Every line that includes the word "身份证号" is to be listed.
━━━ DATA TO USE
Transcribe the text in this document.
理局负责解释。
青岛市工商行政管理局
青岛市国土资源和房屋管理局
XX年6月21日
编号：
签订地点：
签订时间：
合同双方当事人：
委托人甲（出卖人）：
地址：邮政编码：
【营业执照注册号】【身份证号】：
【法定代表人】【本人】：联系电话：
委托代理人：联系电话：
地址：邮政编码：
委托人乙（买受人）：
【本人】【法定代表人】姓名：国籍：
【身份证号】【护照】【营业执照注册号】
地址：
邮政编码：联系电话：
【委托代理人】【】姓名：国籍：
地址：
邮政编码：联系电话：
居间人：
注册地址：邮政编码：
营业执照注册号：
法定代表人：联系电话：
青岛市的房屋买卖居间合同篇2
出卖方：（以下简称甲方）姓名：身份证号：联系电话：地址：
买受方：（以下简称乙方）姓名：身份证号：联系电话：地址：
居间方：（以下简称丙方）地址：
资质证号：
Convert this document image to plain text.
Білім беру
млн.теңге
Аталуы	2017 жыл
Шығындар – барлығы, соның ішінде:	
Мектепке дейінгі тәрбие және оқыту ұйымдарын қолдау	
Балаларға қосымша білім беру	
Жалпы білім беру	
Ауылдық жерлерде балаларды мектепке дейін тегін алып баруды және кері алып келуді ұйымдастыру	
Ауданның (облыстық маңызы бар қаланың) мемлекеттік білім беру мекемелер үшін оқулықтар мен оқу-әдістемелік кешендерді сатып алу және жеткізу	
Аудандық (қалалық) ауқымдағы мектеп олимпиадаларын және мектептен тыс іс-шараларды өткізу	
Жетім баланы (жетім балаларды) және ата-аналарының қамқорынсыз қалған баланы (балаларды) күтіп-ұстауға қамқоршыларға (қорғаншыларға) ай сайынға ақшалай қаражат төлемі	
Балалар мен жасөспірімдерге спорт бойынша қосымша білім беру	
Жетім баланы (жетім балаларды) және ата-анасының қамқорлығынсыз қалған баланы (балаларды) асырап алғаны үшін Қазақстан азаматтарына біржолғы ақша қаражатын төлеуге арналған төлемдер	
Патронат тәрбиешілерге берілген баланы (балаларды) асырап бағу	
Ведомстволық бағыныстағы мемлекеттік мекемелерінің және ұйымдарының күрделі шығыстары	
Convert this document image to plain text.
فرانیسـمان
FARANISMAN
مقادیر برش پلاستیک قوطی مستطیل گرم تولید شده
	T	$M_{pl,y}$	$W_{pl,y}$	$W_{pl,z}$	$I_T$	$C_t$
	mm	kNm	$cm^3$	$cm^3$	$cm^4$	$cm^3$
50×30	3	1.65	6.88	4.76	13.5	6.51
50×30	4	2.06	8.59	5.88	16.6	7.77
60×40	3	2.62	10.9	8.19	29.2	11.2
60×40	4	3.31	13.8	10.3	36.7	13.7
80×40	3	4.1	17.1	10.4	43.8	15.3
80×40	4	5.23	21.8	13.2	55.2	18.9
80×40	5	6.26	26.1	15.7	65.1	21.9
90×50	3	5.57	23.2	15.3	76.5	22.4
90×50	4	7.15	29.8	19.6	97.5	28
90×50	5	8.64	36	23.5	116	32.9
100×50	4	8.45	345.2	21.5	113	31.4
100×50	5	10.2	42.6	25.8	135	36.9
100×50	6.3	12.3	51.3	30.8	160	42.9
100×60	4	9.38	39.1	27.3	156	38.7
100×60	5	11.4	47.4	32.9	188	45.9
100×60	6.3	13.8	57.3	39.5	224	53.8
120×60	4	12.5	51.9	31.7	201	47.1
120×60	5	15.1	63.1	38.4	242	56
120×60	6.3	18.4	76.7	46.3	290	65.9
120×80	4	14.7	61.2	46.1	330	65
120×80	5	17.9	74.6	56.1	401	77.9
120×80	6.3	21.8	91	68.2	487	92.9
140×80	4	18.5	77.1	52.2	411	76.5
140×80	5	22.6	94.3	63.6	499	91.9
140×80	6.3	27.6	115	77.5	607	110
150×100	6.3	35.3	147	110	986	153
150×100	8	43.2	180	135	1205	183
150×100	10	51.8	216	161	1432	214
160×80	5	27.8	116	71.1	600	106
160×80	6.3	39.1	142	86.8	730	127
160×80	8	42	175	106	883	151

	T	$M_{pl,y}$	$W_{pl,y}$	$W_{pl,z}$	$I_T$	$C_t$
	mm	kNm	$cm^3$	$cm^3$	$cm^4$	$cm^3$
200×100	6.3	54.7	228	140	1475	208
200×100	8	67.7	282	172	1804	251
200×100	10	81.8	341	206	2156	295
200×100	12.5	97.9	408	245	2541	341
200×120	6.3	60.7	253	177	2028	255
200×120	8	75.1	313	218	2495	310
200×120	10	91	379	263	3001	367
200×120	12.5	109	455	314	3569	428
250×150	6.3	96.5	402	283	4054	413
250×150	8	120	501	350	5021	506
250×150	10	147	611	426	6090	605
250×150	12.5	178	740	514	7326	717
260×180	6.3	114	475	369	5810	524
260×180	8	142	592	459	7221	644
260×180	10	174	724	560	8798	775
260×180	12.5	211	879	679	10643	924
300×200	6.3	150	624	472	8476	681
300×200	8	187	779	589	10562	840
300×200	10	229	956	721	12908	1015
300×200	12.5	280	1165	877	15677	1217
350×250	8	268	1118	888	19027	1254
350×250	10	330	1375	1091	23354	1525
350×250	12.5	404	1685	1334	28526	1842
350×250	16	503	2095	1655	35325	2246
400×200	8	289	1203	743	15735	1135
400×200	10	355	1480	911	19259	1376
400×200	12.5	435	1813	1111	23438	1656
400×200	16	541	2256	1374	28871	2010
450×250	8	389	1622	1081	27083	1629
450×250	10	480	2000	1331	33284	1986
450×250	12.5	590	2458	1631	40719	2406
━━━━━━
(SOLUTION TO THE PROBLEM):
【营业执照注册号】【身份证号】：
【身份证号】【护照】【营业执照注册号】
出卖方：（以下简称甲方）姓名：身份证号：联系电话：地址：
买受方：（以下简称乙方）姓名：身份证号：联系电话：地址：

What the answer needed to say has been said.